- [Exercise description]
Repeat the whole listing exactly.
______
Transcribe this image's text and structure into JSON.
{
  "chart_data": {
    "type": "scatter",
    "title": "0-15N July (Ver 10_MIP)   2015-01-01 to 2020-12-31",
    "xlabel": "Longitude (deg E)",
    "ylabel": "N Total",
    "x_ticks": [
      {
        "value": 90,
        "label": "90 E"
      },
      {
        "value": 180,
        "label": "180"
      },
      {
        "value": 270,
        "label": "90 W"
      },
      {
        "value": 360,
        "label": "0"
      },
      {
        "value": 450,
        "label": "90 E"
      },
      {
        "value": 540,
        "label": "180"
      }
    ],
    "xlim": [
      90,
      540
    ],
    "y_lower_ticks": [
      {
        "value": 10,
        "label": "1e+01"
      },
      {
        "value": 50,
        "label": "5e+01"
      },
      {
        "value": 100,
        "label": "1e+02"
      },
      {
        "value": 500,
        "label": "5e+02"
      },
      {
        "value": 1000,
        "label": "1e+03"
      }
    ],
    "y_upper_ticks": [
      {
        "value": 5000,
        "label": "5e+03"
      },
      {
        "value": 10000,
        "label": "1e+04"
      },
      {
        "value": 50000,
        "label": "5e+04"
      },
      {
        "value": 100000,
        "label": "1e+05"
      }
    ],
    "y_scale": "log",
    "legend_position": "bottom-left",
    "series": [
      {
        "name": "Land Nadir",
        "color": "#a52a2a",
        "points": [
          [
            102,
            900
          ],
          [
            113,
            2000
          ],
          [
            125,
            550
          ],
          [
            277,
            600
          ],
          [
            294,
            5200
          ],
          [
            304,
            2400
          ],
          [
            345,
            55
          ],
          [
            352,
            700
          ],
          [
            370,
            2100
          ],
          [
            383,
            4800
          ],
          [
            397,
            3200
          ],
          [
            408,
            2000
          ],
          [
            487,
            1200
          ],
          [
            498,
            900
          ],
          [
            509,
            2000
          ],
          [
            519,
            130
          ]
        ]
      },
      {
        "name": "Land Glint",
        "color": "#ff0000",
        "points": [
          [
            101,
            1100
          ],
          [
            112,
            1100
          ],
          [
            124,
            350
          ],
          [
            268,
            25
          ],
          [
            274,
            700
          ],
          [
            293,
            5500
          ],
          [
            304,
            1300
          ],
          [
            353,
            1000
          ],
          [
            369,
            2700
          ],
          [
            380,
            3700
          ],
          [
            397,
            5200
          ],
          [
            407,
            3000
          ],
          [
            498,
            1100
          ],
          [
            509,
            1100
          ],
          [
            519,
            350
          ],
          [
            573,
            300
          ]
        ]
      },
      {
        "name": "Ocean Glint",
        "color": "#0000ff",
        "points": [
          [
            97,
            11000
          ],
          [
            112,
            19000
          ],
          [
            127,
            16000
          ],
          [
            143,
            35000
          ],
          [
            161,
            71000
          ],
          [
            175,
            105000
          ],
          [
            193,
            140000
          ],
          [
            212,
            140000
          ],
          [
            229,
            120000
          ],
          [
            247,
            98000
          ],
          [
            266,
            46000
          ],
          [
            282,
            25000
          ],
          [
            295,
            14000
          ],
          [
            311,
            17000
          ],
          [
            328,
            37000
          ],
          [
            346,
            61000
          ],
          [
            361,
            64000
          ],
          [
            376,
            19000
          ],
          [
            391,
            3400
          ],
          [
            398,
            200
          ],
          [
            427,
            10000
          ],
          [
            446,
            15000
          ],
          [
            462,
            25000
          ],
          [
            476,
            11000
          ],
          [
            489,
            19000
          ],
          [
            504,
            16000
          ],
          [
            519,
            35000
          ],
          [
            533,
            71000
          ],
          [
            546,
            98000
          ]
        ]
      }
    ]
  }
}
______
- [Written solution]
Transcribe this image's text and structure into JSON.
{
  "chart_data": {
    "type": "scatter",
    "title": "0-15N July (Ver 10_MIP)   2015-01-01 to 2020-12-31",
    "xlabel": "Longitude (deg E)",
    "ylabel": "N Total",
    "x_ticks": [
      {
        "value": 90,
        "label": "90 E"
      },
      {
        "value": 180,
        "label": "180"
      },
      {
        "value": 270,
        "label": "90 W"
      },
      {
        "value": 360,
        "label": "0"
      },
      {
        "value": 450,
        "label": "90 E"
      },
      {
        "value": 540,
        "label": "180"
      }
    ],
    "xlim": [
      90,
      540
    ],
    "y_lower_ticks": [
      {
        "value": 10,
        "label": "1e+01"
      },
      {
        "value": 50,
        "label": "5e+01"
      },
      {
        "value": 100,
        "label": "1e+02"
      },
      {
        "value": 500,
        "label": "5e+02"
      },
      {
        "value": 1000,
        "label": "1e+03"
      }
    ],
    "y_upper_ticks": [
      {
        "value": 5000,
        "label": "5e+03"
      },
      {
        "value": 10000,
        "label": "1e+04"
      },
      {
        "value": 50000,
        "label": "5e+04"
      },
      {
        "value": 100000,
        "label": "1e+05"
      }
    ],
    "y_scale": "log",
    "legend_position": "bottom-left",
    "series": [
      {
        "name": "Land Nadir",
        "color": "#a52a2a",
        "points": [
          [
            102,
            900
          ],
          [
            113,
            2000
          ],
          [
            125,
            550
          ],
          [
            277,
            600
          ],
          [
            294,
            5200
          ],
          [
            304,
            2400
          ],
          [
            345,
            55
          ],
          [
            352,
            700
          ],
          [
            370,
            2100
          ],
          [
            383,
            4800
          ],
          [
            397,
            3200
          ],
          [
            408,
            2000
          ],
          [
            487,
            1200
          ],
          [
            498,
            900
          ],
          [
            509,
            2000
          ],
          [
            519,
            130
          ]
        ]
      },
      {
        "name": "Land Glint",
        "color": "#ff0000",
        "points": [
          [
            101,
            1100
          ],
          [
            112,
            1100
          ],
          [
            124,
            350
          ],
          [
            268,
            25
          ],
          [
            274,
            700
          ],
          [
            293,
            5500
          ],
          [
            304,
            1300
          ],
          [
            353,
            1000
          ],
          [
            369,
            2700
          ],
          [
            380,
            3700
          ],
          [
            397,
            5200
          ],
          [
            407,
            3000
          ],
          [
            498,
            1100
          ],
          [
            509,
            1100
          ],
          [
            519,
            350
          ],
          [
            573,
            300
          ]
        ]
      },
      {
        "name": "Ocean Glint",
        "color": "#0000ff",
        "points": [
          [
            97,
            11000
          ],
          [
            112,
            19000
          ],
          [
            127,
            16000
          ],
          [
            143,
            35000
          ],
          [
            161,
            71000
          ],
          [
            175,
            105000
          ],
          [
            193,
            140000
          ],
          [
            212,
            140000
          ],
          [
            229,
            120000
          ],
          [
            247,
            98000
          ],
          [
            266,
            46000
          ],
          [
            282,
            25000
          ],
          [
            295,
            14000
          ],
          [
            311,
            17000
          ],
          [
            328,
            37000
          ],
          [
            346,
            61000
          ],
          [
            361,
            64000
          ],
          [
            376,
            19000
          ],
          [
            391,
            3400
          ],
          [
            398,
            200
          ],
          [
            427,
            10000
          ],
          [
            446,
            15000
          ],
          [
            462,
            25000
          ],
          [
            476,
            11000
          ],
          [
            489,
            19000
          ],
          [
            504,
            16000
          ],
          [
            519,
            35000
          ],
          [
            533,
            71000
          ],
          [
            546,
            98000
          ]
        ]
      }
    ]
  }
}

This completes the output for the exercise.